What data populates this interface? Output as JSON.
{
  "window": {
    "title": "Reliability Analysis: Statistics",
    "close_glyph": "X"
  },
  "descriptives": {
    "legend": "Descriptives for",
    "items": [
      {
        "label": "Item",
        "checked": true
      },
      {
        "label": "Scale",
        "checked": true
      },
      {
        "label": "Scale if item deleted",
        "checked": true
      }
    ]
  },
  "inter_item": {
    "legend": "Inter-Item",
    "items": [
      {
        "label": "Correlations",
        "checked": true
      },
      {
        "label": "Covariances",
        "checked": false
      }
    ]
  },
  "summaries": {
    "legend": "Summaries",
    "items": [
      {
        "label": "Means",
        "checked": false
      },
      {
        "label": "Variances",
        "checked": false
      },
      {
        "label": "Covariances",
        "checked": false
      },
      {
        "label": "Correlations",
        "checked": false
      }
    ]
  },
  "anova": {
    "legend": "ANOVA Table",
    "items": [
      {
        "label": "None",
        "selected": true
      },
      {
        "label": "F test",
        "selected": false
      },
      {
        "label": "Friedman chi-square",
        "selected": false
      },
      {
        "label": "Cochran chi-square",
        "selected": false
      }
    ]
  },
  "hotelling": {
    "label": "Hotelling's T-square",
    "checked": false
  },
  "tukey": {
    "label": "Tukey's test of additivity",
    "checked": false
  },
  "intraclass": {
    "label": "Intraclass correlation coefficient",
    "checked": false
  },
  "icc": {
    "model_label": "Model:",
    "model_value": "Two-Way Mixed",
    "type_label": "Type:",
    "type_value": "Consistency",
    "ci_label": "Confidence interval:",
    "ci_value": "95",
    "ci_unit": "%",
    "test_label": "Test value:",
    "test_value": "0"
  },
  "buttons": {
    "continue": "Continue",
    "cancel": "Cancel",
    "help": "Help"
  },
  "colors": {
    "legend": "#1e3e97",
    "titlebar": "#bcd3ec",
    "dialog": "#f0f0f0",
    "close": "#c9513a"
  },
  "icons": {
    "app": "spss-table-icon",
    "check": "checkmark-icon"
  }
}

+ + +

**Task goal:**
Write out the full listing, keeping every line exactly as it is.

**Answer to this problem:**
What data populates this interface? Output as JSON.
{
  "window": {
    "title": "Reliability Analysis: Statistics",
    "close_glyph": "X"
  },
  "descriptives": {
    "legend": "Descriptives for",
    "items": [
      {
        "label": "Item",
        "checked": true
      },
      {
        "label": "Scale",
        "checked": true
      },
      {
        "label": "Scale if item deleted",
        "checked": true
      }
    ]
  },
  "inter_item": {
    "legend": "Inter-Item",
    "items": [
      {
        "label": "Correlations",
        "checked": true
      },
      {
        "label": "Covariances",
        "checked": false
      }
    ]
  },
  "summaries": {
    "legend": "Summaries",
    "items": [
      {
        "label": "Means",
        "checked": false
      },
      {
        "label": "Variances",
        "checked": false
      },
      {
        "label": "Covariances",
        "checked": false
      },
      {
        "label": "Correlations",
        "checked": false
      }
    ]
  },
  "anova": {
    "legend": "ANOVA Table",
    "items": [
      {
        "label": "None",
        "selected": true
      },
      {
        "label": "F test",
        "selected": false
      },
      {
        "label": "Friedman chi-square",
        "selected": false
      },
      {
        "label": "Cochran chi-square",
        "selected": false
      }
    ]
  },
  "hotelling": {
    "label": "Hotelling's T-square",
    "checked": false
  },
  "tukey": {
    "label": "Tukey's test of additivity",
    "checked": false
  },
  "intraclass": {
    "label": "Intraclass correlation coefficient",
    "checked": false
  },
  "icc": {
    "model_label": "Model:",
    "model_value": "Two-Way Mixed",
    "type_label": "Type:",
    "type_value": "Consistency",
    "ci_label": "Confidence interval:",
    "ci_value": "95",
    "ci_unit": "%",
    "test_label": "Test value:",
    "test_value": "0"
  },
  "buttons": {
    "continue": "Continue",
    "cancel": "Cancel",
    "help": "Help"
  },
  "colors": {
    "legend": "#1e3e97",
    "titlebar": "#bcd3ec",
    "dialog": "#f0f0f0",
    "close": "#c9513a"
  },
  "icons": {
    "app": "spss-table-icon",
    "check": "checkmark-icon"
  }
}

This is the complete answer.